• _Task instructions_
From the listing below, pull out all lines with "ylabel" in them.

• _Record extracts_
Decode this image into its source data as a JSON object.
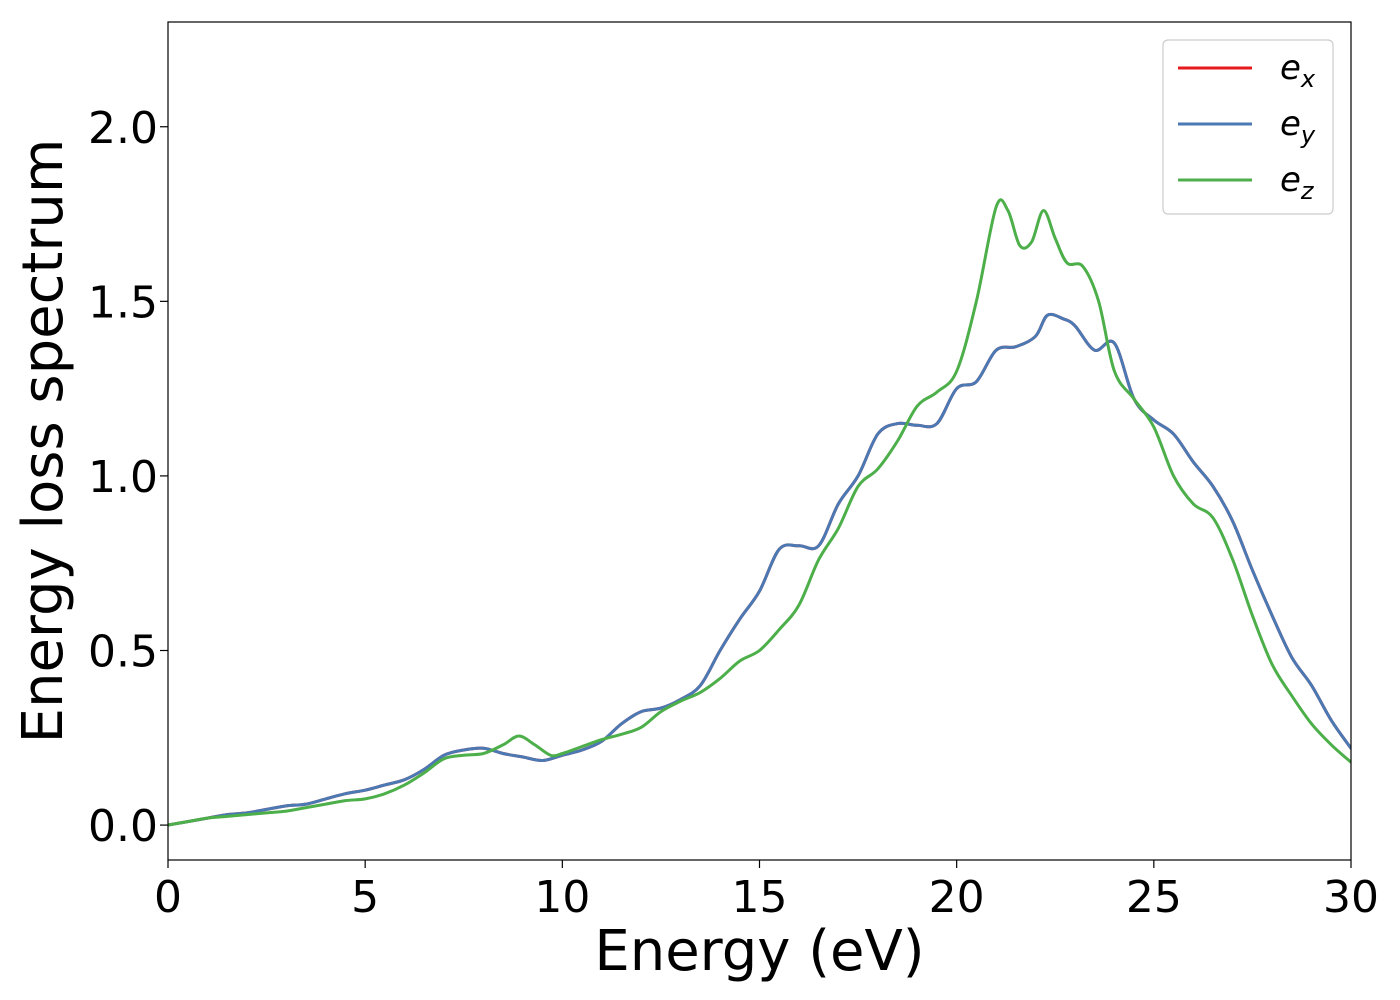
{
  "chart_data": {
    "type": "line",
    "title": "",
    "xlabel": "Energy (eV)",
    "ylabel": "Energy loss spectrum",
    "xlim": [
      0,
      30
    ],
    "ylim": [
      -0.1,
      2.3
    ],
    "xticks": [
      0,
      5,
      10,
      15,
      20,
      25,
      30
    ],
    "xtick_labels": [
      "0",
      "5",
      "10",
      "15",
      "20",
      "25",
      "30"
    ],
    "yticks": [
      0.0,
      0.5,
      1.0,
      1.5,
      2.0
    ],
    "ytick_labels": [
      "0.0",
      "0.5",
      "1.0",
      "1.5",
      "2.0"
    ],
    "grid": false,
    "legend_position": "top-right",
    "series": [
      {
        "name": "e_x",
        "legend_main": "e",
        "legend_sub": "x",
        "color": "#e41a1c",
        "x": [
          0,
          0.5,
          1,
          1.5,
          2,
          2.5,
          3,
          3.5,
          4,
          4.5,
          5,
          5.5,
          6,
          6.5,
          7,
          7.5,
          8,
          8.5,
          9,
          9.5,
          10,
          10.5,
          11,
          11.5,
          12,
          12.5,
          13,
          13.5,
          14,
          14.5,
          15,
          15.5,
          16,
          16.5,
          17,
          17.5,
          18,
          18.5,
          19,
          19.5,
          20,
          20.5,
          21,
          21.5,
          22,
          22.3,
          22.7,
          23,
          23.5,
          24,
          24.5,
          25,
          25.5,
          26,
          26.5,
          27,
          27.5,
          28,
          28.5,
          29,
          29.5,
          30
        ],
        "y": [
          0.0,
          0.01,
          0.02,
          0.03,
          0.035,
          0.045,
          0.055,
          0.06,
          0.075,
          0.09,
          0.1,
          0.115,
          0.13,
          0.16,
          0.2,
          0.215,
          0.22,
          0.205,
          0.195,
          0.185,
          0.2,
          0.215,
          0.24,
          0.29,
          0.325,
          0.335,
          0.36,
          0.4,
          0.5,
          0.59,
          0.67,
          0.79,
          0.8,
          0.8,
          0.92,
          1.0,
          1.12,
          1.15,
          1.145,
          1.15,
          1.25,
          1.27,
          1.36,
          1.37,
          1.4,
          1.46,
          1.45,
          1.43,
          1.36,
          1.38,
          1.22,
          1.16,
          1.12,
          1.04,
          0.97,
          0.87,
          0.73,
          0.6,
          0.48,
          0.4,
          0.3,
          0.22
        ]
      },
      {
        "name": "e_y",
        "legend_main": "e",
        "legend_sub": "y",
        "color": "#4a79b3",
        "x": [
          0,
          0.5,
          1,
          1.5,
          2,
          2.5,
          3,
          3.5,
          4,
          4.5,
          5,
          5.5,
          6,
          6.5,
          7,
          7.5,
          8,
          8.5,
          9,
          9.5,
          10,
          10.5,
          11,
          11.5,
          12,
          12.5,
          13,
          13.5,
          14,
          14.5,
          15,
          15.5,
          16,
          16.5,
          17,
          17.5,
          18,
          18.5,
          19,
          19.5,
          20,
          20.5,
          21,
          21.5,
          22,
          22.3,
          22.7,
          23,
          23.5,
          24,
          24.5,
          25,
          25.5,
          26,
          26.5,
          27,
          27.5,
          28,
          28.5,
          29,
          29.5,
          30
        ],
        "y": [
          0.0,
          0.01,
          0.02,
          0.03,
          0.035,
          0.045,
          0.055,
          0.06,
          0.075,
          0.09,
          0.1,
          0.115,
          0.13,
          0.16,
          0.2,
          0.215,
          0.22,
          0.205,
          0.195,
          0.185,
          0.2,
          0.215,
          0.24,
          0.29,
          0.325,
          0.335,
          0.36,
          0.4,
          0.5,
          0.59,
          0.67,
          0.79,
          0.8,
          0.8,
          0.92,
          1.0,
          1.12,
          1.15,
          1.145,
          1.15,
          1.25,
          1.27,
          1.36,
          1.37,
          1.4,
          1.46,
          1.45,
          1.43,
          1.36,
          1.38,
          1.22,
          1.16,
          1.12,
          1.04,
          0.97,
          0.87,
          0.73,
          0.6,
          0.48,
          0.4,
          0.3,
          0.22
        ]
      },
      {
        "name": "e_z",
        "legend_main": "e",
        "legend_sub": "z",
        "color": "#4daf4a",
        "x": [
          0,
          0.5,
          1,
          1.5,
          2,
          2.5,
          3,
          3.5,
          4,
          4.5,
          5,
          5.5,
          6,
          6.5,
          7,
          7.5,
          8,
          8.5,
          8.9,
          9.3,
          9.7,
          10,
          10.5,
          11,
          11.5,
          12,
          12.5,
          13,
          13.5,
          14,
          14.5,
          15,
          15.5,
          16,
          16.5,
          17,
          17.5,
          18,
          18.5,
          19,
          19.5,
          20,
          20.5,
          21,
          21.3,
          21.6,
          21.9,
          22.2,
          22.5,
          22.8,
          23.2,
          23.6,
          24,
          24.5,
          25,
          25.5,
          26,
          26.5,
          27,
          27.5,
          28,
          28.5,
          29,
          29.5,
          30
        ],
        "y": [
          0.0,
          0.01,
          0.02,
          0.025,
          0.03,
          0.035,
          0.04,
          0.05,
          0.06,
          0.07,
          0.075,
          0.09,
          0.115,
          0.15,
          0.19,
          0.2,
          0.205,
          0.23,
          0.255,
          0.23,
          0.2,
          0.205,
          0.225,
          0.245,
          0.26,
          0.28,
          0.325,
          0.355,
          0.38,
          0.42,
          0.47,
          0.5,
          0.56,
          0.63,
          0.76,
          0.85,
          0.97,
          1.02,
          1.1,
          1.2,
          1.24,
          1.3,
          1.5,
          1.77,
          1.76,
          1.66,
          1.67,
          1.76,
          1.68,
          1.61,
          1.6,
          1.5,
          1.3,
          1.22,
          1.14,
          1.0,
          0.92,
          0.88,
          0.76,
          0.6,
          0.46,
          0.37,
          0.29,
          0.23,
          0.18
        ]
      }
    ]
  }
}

--

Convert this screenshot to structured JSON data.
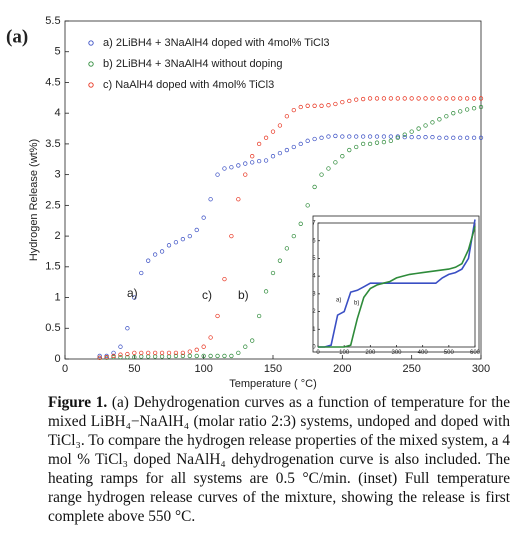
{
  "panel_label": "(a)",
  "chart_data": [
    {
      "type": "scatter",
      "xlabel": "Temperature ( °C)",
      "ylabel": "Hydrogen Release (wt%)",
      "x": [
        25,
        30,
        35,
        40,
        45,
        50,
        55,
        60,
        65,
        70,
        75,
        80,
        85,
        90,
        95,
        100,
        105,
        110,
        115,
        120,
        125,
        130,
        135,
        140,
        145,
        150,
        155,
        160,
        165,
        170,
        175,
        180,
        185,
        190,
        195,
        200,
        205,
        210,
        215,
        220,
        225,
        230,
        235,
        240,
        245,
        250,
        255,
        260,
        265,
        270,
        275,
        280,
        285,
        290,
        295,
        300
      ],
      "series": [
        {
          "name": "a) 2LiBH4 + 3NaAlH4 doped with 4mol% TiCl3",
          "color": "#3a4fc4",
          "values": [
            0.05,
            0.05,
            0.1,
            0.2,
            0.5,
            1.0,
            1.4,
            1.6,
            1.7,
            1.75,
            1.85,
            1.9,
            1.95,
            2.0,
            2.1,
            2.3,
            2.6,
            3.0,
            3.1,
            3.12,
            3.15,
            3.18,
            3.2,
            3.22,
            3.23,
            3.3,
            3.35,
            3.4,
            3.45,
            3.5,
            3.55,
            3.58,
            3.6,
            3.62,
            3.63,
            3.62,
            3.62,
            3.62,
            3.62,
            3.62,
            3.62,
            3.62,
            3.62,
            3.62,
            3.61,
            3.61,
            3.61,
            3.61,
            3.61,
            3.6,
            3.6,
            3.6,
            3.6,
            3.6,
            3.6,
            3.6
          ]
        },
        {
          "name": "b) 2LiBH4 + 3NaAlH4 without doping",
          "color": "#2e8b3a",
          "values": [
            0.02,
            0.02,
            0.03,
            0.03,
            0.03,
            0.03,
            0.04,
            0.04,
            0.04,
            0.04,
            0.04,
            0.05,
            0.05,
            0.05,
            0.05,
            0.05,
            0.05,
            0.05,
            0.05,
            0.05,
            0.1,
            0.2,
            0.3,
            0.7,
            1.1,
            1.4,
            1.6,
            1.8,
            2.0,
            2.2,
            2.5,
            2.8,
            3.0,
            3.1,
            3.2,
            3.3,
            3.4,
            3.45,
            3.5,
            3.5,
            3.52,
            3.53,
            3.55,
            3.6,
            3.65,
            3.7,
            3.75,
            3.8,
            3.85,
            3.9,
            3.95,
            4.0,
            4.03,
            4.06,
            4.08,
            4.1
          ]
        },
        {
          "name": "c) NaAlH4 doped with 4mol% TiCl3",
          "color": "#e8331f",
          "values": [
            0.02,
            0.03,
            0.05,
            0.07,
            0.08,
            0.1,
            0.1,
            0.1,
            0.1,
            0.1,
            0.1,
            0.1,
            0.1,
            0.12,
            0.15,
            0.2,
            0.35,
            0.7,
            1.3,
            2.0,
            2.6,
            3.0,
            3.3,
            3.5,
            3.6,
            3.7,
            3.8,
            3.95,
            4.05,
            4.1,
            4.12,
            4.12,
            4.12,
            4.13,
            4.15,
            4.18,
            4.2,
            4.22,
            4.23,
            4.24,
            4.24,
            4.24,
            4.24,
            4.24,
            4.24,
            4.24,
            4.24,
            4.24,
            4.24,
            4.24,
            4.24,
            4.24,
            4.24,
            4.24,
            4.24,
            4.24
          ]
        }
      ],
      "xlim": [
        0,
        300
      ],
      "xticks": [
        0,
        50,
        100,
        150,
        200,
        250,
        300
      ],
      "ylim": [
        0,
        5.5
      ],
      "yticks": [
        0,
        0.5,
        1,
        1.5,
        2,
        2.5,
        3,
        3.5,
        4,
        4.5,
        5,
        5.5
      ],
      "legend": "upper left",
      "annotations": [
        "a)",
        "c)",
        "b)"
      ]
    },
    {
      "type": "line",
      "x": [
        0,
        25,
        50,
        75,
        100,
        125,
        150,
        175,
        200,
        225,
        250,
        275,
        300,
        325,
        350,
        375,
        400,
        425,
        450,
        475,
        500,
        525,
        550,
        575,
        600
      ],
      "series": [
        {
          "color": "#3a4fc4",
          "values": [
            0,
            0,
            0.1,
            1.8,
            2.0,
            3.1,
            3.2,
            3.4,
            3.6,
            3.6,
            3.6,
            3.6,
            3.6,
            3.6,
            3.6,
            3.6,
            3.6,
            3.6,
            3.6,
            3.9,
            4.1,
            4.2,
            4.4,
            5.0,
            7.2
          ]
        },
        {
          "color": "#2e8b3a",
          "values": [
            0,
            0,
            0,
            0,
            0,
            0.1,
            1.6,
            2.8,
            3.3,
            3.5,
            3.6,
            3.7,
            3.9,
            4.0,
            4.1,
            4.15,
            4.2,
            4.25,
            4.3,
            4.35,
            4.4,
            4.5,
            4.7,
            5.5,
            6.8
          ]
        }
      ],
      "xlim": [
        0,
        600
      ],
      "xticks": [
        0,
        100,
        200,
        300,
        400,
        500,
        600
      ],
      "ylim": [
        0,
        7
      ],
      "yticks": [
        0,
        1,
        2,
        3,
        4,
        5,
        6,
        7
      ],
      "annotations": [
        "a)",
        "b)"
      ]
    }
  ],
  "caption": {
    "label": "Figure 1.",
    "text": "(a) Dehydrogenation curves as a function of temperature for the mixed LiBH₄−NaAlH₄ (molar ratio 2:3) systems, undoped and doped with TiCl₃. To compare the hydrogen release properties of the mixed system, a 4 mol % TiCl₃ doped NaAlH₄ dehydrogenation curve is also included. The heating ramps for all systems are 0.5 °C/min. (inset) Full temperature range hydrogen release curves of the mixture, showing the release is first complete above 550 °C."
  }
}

• _Written answer_
    "ylabel": "Energy loss spectrum",
      "ylabel": "Hydrogen Release (wt%)",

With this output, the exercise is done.